* _Challenge_: Reproduce the following data line for line, with nothing changed, added, or left out.

* _Material provided_:
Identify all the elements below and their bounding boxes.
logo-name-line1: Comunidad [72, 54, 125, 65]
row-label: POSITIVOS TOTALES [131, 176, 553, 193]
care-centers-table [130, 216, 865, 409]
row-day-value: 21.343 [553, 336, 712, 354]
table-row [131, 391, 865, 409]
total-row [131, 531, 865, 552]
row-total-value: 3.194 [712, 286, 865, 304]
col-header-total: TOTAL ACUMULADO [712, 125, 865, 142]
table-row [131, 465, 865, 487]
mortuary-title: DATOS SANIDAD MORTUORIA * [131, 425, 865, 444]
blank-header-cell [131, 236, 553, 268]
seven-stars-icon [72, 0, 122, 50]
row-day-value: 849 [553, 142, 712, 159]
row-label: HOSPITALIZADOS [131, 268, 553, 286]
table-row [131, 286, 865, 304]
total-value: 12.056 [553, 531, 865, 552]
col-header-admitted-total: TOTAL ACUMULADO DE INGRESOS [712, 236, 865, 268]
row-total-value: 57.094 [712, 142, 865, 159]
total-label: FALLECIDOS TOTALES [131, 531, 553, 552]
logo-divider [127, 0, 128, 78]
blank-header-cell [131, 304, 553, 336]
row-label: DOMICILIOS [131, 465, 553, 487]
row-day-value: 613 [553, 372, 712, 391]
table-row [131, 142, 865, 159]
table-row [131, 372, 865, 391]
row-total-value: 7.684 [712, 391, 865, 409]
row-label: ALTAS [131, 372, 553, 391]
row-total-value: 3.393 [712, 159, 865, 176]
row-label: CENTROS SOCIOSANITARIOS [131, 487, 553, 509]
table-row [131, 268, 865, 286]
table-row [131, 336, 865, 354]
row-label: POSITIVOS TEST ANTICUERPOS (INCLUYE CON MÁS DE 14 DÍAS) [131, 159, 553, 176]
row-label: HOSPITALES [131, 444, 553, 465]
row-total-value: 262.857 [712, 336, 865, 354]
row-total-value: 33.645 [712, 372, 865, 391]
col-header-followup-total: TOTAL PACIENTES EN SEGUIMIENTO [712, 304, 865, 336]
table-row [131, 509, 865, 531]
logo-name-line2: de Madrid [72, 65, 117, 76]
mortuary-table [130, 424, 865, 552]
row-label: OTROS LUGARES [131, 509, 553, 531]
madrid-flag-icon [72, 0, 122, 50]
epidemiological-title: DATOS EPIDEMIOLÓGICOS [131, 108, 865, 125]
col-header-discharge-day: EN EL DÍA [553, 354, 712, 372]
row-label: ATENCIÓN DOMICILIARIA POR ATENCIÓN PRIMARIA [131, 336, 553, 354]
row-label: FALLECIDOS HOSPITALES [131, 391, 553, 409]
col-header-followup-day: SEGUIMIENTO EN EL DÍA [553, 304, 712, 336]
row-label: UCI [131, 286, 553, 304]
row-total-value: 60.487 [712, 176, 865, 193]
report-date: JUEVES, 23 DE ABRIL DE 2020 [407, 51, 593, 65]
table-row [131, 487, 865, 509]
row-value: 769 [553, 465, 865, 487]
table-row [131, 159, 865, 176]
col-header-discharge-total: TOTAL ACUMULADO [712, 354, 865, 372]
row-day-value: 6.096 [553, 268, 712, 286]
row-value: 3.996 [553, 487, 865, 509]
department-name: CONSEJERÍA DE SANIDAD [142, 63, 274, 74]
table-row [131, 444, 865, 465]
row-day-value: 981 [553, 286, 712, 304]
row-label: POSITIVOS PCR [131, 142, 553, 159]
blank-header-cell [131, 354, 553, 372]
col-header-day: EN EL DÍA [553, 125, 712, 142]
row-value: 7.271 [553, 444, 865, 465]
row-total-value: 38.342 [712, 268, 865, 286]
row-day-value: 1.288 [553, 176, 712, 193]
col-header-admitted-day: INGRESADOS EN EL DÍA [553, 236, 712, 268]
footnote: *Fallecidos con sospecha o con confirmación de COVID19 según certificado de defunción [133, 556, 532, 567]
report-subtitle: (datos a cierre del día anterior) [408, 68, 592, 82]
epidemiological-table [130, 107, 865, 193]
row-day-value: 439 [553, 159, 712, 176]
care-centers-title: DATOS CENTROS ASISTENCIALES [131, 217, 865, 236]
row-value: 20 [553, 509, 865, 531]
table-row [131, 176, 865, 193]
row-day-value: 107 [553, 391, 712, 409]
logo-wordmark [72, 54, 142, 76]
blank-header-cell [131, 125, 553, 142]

* _Exercise answer_:
Identify all the elements below and their bounding boxes.
logo-name-line1: Comunidad [72, 54, 125, 65]
row-label: POSITIVOS TOTALES [131, 176, 553, 193]
care-centers-table [130, 216, 865, 409]
row-day-value: 21.343 [553, 336, 712, 354]
table-row [131, 391, 865, 409]
total-row [131, 531, 865, 552]
row-total-value: 3.194 [712, 286, 865, 304]
col-header-total: TOTAL ACUMULADO [712, 125, 865, 142]
table-row [131, 465, 865, 487]
mortuary-title: DATOS SANIDAD MORTUORIA * [131, 425, 865, 444]
blank-header-cell [131, 236, 553, 268]
seven-stars-icon [72, 0, 122, 50]
row-day-value: 849 [553, 142, 712, 159]
row-label: HOSPITALIZADOS [131, 268, 553, 286]
table-row [131, 286, 865, 304]
total-value: 12.056 [553, 531, 865, 552]
col-header-admitted-total: TOTAL ACUMULADO DE INGRESOS [712, 236, 865, 268]
row-total-value: 57.094 [712, 142, 865, 159]
total-label: FALLECIDOS TOTALES [131, 531, 553, 552]
logo-divider [127, 0, 128, 78]
blank-header-cell [131, 304, 553, 336]
row-label: DOMICILIOS [131, 465, 553, 487]
row-day-value: 613 [553, 372, 712, 391]
table-row [131, 142, 865, 159]
table-row [131, 372, 865, 391]
row-total-value: 7.684 [712, 391, 865, 409]
row-label: ALTAS [131, 372, 553, 391]
row-total-value: 3.393 [712, 159, 865, 176]
row-label: CENTROS SOCIOSANITARIOS [131, 487, 553, 509]
table-row [131, 268, 865, 286]
table-row [131, 336, 865, 354]
row-label: POSITIVOS TEST ANTICUERPOS (INCLUYE CON MÁS DE 14 DÍAS) [131, 159, 553, 176]
row-label: HOSPITALES [131, 444, 553, 465]
row-total-value: 262.857 [712, 336, 865, 354]
row-total-value: 33.645 [712, 372, 865, 391]
col-header-followup-total: TOTAL PACIENTES EN SEGUIMIENTO [712, 304, 865, 336]
table-row [131, 509, 865, 531]
logo-name-line2: de Madrid [72, 65, 117, 76]
mortuary-table [130, 424, 865, 552]
row-label: OTROS LUGARES [131, 509, 553, 531]
madrid-flag-icon [72, 0, 122, 50]
epidemiological-title: DATOS EPIDEMIOLÓGICOS [131, 108, 865, 125]
col-header-discharge-day: EN EL DÍA [553, 354, 712, 372]
row-label: ATENCIÓN DOMICILIARIA POR ATENCIÓN PRIMARIA [131, 336, 553, 354]
row-label: FALLECIDOS HOSPITALES [131, 391, 553, 409]
col-header-followup-day: SEGUIMIENTO EN EL DÍA [553, 304, 712, 336]
row-label: UCI [131, 286, 553, 304]
row-total-value: 60.487 [712, 176, 865, 193]
report-date: JUEVES, 23 DE ABRIL DE 2020 [407, 51, 593, 65]
table-row [131, 487, 865, 509]
row-value: 769 [553, 465, 865, 487]
table-row [131, 159, 865, 176]
col-header-discharge-total: TOTAL ACUMULADO [712, 354, 865, 372]
row-day-value: 6.096 [553, 268, 712, 286]
row-value: 3.996 [553, 487, 865, 509]
department-name: CONSEJERÍA DE SANIDAD [142, 63, 274, 74]
table-row [131, 444, 865, 465]
row-day-value: 981 [553, 286, 712, 304]
row-label: POSITIVOS PCR [131, 142, 553, 159]
blank-header-cell [131, 354, 553, 372]
col-header-day: EN EL DÍA [553, 125, 712, 142]
row-value: 7.271 [553, 444, 865, 465]
row-total-value: 38.342 [712, 268, 865, 286]
row-day-value: 1.288 [553, 176, 712, 193]
col-header-admitted-day: INGRESADOS EN EL DÍA [553, 236, 712, 268]
footnote: *Fallecidos con sospecha o con confirmación de COVID19 según certificado de defunción [133, 556, 532, 567]
report-subtitle: (datos a cierre del día anterior) [408, 68, 592, 82]
epidemiological-table [130, 107, 865, 193]
row-day-value: 439 [553, 159, 712, 176]
care-centers-title: DATOS CENTROS ASISTENCIALES [131, 217, 865, 236]
row-value: 20 [553, 509, 865, 531]
table-row [131, 176, 865, 193]
row-day-value: 107 [553, 391, 712, 409]
logo-wordmark [72, 54, 142, 76]
blank-header-cell [131, 125, 553, 142]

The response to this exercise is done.